**TASK DETAILS**
Copy every line in the records below that contains the word "MARÍA".

:: EXCERPTED RECORDS

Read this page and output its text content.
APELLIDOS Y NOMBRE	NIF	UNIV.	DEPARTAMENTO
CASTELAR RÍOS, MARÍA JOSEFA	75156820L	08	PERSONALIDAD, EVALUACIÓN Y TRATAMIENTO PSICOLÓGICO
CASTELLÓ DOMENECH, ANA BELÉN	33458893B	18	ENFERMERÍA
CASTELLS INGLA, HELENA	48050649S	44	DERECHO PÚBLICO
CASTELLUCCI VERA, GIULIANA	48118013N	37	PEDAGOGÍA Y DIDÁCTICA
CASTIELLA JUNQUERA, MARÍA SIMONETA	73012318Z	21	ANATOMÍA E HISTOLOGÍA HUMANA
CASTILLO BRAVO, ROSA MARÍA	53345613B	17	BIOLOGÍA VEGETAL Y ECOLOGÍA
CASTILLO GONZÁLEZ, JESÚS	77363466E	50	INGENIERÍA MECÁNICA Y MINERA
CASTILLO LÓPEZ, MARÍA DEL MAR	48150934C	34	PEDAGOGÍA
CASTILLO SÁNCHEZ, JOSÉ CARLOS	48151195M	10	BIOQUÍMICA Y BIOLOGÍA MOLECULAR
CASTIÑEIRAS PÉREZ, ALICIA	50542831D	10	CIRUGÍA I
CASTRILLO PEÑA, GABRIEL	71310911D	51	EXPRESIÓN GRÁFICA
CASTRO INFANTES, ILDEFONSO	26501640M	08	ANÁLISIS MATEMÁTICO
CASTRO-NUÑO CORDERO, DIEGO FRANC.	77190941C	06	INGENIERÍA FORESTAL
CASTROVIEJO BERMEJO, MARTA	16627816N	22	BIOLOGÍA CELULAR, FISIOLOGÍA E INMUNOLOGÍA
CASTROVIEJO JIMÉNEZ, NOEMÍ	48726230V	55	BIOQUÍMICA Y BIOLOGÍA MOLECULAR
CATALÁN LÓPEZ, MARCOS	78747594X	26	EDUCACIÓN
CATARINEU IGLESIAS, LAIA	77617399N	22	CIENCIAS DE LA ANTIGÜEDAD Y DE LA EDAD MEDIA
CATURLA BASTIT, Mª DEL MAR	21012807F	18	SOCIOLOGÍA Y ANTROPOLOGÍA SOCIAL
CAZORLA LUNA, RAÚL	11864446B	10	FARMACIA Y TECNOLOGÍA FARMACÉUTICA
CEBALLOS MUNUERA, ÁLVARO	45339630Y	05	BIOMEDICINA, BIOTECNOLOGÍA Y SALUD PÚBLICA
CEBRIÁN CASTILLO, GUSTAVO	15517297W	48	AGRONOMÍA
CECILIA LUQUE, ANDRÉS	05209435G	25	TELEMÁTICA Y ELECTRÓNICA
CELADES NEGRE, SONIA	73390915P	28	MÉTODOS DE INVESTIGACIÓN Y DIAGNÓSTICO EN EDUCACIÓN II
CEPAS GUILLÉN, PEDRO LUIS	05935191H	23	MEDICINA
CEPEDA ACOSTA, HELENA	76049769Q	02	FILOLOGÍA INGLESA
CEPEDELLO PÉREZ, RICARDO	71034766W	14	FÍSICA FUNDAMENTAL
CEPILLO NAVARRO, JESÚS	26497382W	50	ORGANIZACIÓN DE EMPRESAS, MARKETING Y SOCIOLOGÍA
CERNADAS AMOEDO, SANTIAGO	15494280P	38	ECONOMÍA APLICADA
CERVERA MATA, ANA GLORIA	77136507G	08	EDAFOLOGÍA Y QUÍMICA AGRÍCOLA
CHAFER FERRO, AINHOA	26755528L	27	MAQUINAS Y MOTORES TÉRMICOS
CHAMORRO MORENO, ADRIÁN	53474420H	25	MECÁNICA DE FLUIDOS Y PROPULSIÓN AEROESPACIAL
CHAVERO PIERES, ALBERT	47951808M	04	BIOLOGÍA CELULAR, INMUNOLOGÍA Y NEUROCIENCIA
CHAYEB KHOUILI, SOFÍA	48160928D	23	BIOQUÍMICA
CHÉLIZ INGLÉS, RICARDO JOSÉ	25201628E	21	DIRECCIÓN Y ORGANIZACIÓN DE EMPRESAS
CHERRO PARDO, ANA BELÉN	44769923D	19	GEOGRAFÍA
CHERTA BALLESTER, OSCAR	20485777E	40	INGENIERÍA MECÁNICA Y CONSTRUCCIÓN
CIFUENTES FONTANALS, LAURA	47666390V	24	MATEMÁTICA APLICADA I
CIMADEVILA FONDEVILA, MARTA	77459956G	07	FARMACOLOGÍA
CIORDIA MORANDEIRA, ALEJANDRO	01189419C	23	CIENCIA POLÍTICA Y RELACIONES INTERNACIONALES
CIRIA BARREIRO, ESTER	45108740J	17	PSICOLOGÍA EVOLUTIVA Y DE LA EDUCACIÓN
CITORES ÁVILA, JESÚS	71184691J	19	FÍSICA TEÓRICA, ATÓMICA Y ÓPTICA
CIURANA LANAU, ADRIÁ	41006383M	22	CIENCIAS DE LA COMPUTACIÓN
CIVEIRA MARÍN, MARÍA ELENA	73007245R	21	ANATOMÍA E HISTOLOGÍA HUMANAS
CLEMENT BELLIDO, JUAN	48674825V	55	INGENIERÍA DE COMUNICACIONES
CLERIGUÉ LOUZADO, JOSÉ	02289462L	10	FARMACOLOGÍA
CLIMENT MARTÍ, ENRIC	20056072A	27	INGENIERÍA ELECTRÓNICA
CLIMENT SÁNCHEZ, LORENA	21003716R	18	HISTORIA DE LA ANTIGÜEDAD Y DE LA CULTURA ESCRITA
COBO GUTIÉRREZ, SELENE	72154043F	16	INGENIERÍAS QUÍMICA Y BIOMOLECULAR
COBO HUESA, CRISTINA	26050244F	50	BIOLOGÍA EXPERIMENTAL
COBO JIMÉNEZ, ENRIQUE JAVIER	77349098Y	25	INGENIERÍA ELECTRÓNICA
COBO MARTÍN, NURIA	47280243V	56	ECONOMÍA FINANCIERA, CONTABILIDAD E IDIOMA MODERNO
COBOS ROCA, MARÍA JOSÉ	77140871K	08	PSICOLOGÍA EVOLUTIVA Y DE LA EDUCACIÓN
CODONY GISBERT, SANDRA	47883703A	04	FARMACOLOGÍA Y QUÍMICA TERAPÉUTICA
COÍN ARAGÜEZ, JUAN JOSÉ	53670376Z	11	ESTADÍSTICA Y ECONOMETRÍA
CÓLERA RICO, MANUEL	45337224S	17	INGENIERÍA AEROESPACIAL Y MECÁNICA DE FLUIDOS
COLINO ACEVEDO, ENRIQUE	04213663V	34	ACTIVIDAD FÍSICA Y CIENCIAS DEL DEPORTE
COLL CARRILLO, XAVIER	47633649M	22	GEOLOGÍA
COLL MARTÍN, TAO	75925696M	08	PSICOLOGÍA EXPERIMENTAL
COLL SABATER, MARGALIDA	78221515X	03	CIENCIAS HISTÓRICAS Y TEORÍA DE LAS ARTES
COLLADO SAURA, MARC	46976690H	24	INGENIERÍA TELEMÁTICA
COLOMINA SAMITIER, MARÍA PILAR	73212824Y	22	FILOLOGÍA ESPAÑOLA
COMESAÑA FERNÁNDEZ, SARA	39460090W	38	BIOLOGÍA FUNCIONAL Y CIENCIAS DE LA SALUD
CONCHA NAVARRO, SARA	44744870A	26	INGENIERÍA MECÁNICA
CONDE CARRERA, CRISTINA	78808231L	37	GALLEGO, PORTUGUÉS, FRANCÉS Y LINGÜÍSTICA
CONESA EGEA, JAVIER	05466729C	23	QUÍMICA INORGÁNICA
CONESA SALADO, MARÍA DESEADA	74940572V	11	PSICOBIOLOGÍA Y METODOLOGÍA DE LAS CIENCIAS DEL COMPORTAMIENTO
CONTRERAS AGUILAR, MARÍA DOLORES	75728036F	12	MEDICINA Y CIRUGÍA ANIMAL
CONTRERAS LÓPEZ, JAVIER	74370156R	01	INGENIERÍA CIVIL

::::

**TASK RESULT**
CASTELAR RÍOS, MARÍA JOSEFA	75156820L	08	PERSONALIDAD, EVALUACIÓN Y TRATAMIENTO PSICOLÓGICO
CASTIELLA JUNQUERA, MARÍA SIMONETA	73012318Z	21	ANATOMÍA E HISTOLOGÍA HUMANA
CASTILLO BRAVO, ROSA MARÍA	53345613B	17	BIOLOGÍA VEGETAL Y ECOLOGÍA
CASTILLO LÓPEZ, MARÍA DEL MAR	48150934C	34	PEDAGOGÍA
CIVEIRA MARÍN, MARÍA ELENA	73007245R	21	ANATOMÍA E HISTOLOGÍA HUMANAS
COBOS ROCA, MARÍA JOSÉ	77140871K	08	PSICOLOGÍA EVOLUTIVA Y DE LA EDUCACIÓN
COLOMINA SAMITIER, MARÍA PILAR	73212824Y	22	FILOLOGÍA ESPAÑOLA
CONESA SALADO, MARÍA DESEADA	74940572V	11	PSICOBIOLOGÍA Y METODOLOGÍA DE LAS CIENCIAS DEL COMPORTAMIENTO
CONTRERAS AGUILAR, MARÍA DOLORES	75728036F	12	MEDICINA Y CIRUGÍA ANIMAL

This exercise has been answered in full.